— Start —

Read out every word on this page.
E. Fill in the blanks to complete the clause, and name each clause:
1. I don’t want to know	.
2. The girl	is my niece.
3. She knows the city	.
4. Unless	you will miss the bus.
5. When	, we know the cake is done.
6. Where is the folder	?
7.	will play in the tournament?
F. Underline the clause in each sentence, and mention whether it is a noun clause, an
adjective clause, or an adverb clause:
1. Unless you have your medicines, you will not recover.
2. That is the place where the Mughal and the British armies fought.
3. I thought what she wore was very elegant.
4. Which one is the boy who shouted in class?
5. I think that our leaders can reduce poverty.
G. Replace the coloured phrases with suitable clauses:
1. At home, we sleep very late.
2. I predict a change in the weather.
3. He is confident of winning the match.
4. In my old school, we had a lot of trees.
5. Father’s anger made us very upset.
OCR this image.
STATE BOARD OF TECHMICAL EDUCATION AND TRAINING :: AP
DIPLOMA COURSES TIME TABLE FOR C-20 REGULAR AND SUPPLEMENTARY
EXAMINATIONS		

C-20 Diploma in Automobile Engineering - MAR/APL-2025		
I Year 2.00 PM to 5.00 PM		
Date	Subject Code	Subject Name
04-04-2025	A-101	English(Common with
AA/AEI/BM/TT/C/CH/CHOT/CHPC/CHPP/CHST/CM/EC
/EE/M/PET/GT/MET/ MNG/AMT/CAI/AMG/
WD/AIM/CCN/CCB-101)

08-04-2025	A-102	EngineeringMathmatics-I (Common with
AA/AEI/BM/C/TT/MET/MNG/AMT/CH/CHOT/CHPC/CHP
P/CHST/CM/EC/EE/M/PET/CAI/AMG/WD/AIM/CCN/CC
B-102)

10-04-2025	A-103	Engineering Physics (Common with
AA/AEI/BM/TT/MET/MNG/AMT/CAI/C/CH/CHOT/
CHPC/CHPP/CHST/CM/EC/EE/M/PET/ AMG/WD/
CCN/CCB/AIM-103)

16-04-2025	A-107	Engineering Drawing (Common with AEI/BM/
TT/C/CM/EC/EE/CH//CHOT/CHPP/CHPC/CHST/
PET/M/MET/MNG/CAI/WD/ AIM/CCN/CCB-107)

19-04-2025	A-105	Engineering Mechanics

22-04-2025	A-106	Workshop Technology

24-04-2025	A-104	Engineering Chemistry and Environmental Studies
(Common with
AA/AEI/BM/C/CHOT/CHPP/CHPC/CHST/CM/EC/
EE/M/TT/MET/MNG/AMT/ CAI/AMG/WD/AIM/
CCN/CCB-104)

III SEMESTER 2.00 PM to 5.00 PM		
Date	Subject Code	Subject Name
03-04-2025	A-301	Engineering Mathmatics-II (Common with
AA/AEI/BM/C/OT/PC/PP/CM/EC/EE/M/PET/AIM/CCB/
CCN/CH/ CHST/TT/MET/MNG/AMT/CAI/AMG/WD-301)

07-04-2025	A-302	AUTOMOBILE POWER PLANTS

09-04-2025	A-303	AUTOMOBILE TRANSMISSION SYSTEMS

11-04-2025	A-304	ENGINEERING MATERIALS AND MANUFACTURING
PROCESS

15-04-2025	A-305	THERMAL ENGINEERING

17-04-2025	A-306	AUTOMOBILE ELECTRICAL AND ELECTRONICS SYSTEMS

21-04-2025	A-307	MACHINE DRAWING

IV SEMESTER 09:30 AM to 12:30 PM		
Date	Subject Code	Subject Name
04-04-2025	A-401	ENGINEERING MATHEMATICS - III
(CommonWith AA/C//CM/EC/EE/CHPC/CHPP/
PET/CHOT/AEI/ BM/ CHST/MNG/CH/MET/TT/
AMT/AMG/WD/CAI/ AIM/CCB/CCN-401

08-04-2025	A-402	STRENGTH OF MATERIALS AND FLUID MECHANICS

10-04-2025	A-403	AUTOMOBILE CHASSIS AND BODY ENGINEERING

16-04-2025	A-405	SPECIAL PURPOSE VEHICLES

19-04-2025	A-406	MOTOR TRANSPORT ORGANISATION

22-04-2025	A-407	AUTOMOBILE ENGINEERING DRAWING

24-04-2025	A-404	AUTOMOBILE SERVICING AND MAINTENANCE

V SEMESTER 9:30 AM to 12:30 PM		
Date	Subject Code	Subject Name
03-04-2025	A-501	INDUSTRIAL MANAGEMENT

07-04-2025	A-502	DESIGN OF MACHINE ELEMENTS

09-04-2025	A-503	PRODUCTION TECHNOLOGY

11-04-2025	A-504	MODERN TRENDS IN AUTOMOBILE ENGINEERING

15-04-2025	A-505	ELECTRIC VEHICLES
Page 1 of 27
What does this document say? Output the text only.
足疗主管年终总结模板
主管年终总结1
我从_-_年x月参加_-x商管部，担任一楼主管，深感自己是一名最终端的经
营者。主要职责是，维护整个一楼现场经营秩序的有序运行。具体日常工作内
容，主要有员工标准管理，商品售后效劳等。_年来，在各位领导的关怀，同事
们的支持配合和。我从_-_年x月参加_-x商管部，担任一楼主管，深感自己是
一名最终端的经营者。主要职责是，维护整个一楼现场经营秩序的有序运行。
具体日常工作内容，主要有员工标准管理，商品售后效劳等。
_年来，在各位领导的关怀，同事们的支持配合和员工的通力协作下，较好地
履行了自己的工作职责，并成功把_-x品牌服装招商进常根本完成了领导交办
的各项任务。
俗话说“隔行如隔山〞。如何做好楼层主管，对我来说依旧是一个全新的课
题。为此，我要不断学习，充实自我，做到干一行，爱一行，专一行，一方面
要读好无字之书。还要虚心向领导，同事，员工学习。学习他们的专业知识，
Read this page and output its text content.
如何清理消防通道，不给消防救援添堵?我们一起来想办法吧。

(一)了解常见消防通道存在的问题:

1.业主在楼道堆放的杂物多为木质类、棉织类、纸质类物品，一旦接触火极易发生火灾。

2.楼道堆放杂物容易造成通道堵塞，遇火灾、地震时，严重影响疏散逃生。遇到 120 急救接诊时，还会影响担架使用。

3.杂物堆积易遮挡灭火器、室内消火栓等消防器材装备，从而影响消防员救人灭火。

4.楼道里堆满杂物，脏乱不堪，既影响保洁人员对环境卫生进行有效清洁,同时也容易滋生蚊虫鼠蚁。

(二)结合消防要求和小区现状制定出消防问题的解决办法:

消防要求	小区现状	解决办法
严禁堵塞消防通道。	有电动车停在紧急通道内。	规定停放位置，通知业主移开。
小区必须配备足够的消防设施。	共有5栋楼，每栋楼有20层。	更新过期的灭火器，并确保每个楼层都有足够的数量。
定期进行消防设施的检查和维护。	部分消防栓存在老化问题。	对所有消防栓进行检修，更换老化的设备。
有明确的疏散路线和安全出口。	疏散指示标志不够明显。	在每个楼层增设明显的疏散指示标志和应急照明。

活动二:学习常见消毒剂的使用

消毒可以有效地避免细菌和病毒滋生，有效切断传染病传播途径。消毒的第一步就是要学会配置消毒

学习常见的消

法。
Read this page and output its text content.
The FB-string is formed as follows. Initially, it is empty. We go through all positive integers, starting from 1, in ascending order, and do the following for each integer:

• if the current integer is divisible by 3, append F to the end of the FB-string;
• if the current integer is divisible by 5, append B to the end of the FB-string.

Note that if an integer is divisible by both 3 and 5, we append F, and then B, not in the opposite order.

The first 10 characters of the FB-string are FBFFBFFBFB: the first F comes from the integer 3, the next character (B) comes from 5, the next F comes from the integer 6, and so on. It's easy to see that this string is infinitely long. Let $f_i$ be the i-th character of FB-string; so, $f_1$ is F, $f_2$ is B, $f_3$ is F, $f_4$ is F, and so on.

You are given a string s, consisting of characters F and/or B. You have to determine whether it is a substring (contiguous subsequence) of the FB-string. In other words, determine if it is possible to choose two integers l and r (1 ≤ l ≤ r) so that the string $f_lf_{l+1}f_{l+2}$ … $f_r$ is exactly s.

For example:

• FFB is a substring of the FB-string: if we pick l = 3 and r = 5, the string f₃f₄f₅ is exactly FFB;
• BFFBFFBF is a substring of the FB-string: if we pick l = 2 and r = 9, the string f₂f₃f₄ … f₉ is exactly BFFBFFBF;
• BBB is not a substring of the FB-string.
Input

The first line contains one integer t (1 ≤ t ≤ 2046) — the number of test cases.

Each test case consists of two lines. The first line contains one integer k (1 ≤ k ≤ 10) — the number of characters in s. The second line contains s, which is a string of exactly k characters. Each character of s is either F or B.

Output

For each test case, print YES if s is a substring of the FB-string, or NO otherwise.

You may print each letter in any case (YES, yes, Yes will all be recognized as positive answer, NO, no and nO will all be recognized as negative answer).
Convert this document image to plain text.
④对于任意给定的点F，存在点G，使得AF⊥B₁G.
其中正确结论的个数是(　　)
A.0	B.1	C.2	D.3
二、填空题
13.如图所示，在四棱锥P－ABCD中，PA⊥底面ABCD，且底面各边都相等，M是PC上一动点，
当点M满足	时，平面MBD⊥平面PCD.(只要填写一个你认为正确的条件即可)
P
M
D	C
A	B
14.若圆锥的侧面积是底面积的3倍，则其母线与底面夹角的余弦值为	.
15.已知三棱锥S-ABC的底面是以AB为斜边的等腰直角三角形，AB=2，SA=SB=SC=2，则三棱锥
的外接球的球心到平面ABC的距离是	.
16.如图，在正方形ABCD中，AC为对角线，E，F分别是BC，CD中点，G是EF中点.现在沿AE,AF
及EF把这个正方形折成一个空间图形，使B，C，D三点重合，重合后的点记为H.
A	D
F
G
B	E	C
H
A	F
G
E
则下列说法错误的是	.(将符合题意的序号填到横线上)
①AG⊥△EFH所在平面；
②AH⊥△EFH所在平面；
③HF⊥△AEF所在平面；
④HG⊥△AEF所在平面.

— End —

### [Prompt]
Locate the word "order" in the records above, and return each line that has it.

### [Worked solution]
The FB-string is formed as follows. Initially, it is empty. We go through all positive integers, starting from 1, in ascending order, and do the following for each integer:
Note that if an integer is divisible by both 3 and 5, we append F, and then B, not in the opposite order.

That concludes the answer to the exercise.